What you need to do:
Return, word for word, the part of the Hoichoi Unlimited text that opens with the words "Hoichoi Unlimited is" and closes with "Ukraine and Azerbaijan.".

Hoichoi Unlimited is a 2018 Indian Bengali-language comedy film directed by Aniket Chattopadhyay. The film produced by Dev Entertainment Ventures. Features Dev, Koushani Mukherjee, Puja Banerjee, Roja Paromita Dey, Arna Mukhopadhyay, Kharaj Mukherjee and Saswata Chatterjee in lead roles. Initially the shot completed in the locations of Kolkata before the unit moved on to Uzbekistan. This movie has been released in Bengali, along with Arabic, Hindi, English and other several many international languages. The film has also been released in Russia, Tajikistan, Kazakhstan, Uzbekistan, Ukraine and Azerbaijan.

Plot 
Kumar, son-in-law of a renowned industrialist Kajal Sen; Bijon, a housing construction businessman, who has two wives; Ajam Khan, a motor mechanic, whose wife is a small time actress and Animesh Chaklader, a retired air force personal decided to have some extra fun romance and planned to go to Uzbekistan.

During this planning they lied to their wives and relatives. Before leaving for Tashkent via Delhi.

Animesh's pishi arrives from hometown traveling to Mumbai on the same day they have planned to leave. After much struggle they successfully reach airport, but to their dismay they again encounter pishi. So they disguise themselves as foreigners traveling to Samarkhand. After reaching New Delhi for a layover. Bijon founds out that the flight which they has supposed to travel(As they all have told to their respectives wives,even pishi is on same flight) is hijacked by terrorists, which makes him panicked. After reaching Tashkent, they all meet Lola their travel guide. Where they go for a city tour. Finally Bijon speaks up about Plane Hijacking incident, which shocks everyone.For more information they go back to their room to watch the news. According to the news, all of them are accused for hijacking the plane. The Uzbek Authorities have ordered to arrest the suspect. Which makes their life even miserable.

Problems ensures more when their wives, get to know about it. And they arrive in Tashkent, staying in the same hotel. So they decided to flee to Bukhara. But another problem raises, as Indian Government has sent the RAW supported by local police to arrest them. As they are about to flee, they are almost caught by their wives,Police,and RAW. And a chaotic chase takes place. At last they all are rescued by Lola and they successfully reach Bukhara. In Bukhara all are in dismay how to leave Uzbekistan. As they have been framed as hijackers, especially Ajam who is considered by media as leader. Animesh(Air Force Veteran)suggests to get inside the hijacked aircraft, rescue the passengers and prove their innocence. With the help of Lola and Uzbekistan Army. They finally get inside the Aircraft through Cargo compartment. Unfortunately, Bijon gets fainted after he accidentally hits his head. In the cargo compartment, they successfully nab one of them, who surprisingly carrying a fake rifle. As rest of the hijackers are nabbed and passengers are rescues. The leader terrorist opens fire on the group. Lola gets shot, while guarding to save Kumar. After the terrorist runs out of ammunition. Kumar takes him down in hand to hand combat and gets him arrested.

Listings of elements and boxes
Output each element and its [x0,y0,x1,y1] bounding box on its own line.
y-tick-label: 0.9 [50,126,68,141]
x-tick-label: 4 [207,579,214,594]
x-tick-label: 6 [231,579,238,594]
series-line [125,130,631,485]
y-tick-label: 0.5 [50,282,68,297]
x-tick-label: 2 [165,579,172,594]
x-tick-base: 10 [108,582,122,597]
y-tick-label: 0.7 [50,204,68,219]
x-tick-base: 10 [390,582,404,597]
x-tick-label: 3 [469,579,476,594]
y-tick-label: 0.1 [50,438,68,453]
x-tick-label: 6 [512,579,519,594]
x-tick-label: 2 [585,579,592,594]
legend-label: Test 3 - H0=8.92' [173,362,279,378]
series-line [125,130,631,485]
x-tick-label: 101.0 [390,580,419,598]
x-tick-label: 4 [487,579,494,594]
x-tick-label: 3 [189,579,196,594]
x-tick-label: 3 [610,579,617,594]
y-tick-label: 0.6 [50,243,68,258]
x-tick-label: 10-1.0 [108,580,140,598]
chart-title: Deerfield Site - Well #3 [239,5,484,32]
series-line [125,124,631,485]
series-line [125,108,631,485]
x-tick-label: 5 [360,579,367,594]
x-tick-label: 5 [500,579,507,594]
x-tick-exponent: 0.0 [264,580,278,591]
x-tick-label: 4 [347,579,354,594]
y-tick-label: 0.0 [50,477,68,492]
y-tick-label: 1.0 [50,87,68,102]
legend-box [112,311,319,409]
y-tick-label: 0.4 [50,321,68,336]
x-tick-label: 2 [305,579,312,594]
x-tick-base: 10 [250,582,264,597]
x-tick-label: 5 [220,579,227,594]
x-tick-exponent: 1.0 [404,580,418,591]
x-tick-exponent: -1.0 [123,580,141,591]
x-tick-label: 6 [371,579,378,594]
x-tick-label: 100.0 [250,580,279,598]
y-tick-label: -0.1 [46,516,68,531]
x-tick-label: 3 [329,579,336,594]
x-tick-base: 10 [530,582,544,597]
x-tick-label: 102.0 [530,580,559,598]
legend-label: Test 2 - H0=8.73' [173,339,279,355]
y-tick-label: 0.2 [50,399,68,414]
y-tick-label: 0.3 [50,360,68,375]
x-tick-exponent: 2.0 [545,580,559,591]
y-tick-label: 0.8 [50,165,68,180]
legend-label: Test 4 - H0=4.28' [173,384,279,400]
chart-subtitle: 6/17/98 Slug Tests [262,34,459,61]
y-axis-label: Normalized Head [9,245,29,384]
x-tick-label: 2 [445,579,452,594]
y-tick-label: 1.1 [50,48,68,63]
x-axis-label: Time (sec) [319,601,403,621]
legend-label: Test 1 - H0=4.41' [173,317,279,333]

Task output:
Hoichoi Unlimited is a 2018 Indian Bengali-language comedy film directed by Aniket Chattopadhyay. The film produced by Dev Entertainment Ventures. Features Dev, Koushani Mukherjee, Puja Banerjee, Roja Paromita Dey, Arna Mukhopadhyay, Kharaj Mukherjee and Saswata Chatterjee in lead roles. Initially the shot completed in the locations of Kolkata before the unit moved on to Uzbekistan. This movie has been released in Bengali, along with Arabic, Hindi, English and other several many international languages. The film has also been released in Russia, Tajikistan, Kazakhstan, Uzbekistan, Ukraine and Azerbaijan.